[Start of Data shown]

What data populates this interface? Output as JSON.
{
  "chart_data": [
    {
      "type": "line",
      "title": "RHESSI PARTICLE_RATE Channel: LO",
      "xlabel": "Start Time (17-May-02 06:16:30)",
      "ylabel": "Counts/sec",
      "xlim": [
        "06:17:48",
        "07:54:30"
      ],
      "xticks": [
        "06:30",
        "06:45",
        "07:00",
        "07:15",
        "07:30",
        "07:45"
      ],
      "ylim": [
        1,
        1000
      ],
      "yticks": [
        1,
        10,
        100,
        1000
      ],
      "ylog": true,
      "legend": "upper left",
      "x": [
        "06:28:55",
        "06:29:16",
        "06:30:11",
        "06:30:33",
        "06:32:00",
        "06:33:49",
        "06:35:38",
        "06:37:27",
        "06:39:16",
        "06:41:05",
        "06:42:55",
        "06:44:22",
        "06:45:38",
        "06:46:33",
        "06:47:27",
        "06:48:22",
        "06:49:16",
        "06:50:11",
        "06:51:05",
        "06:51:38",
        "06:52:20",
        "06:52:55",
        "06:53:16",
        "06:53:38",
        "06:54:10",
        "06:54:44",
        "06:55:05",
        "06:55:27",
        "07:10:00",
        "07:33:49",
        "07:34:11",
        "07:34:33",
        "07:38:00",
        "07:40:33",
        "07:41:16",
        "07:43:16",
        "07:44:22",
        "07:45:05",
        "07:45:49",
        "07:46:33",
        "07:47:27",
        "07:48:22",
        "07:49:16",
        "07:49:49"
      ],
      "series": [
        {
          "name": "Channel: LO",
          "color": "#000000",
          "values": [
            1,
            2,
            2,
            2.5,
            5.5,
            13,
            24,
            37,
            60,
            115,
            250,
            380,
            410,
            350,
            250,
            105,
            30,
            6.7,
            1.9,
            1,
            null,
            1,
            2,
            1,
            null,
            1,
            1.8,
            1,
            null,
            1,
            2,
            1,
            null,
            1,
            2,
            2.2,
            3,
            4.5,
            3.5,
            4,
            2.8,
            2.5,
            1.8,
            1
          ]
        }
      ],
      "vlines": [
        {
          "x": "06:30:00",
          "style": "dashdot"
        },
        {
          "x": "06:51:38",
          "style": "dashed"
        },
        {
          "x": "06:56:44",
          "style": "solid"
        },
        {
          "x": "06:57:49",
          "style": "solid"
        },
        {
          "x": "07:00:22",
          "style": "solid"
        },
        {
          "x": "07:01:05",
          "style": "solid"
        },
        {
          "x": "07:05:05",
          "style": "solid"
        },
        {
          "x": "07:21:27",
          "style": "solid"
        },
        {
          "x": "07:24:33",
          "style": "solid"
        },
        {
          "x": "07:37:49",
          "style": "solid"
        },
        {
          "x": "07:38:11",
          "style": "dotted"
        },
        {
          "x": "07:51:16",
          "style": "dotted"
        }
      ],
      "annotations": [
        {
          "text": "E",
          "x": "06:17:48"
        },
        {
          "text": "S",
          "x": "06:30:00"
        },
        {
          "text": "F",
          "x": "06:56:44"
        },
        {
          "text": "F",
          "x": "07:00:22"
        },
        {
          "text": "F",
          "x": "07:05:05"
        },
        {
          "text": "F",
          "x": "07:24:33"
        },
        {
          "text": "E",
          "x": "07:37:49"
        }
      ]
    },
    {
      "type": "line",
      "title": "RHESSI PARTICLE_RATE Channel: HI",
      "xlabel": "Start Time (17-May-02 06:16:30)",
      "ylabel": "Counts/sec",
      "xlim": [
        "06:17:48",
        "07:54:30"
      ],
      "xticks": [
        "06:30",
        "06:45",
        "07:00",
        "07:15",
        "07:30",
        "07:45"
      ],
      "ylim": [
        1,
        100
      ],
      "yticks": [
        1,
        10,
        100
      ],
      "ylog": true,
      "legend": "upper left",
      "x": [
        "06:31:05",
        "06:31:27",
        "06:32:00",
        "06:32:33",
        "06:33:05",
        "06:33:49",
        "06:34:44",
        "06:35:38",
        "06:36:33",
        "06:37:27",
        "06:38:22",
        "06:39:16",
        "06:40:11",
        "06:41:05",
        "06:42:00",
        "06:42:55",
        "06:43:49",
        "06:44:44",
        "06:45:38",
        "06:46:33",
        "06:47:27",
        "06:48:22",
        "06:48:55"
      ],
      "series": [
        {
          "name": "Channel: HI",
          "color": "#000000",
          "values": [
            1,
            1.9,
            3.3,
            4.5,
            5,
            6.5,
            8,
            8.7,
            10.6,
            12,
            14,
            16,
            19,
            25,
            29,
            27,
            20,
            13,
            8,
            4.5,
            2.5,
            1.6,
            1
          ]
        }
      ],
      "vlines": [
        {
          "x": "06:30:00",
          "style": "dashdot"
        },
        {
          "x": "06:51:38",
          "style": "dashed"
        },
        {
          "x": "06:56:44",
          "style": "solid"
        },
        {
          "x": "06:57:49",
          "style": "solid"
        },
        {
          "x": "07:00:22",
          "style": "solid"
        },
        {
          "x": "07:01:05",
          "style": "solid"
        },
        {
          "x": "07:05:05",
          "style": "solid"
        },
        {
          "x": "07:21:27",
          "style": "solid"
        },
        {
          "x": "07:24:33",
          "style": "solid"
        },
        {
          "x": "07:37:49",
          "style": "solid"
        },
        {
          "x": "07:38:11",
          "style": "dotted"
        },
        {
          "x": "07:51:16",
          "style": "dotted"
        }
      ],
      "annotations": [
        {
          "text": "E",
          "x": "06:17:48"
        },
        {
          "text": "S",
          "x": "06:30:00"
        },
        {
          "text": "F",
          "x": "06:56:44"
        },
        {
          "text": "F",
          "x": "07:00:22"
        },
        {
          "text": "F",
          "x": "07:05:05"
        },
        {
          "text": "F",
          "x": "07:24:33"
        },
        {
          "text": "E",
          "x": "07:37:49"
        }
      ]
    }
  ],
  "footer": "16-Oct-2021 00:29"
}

[End of Data shown]

- _Your task_
Within the listing, how many lines hold the word "RHESSI"? Only the number is to be given.

- _Problem solution_
2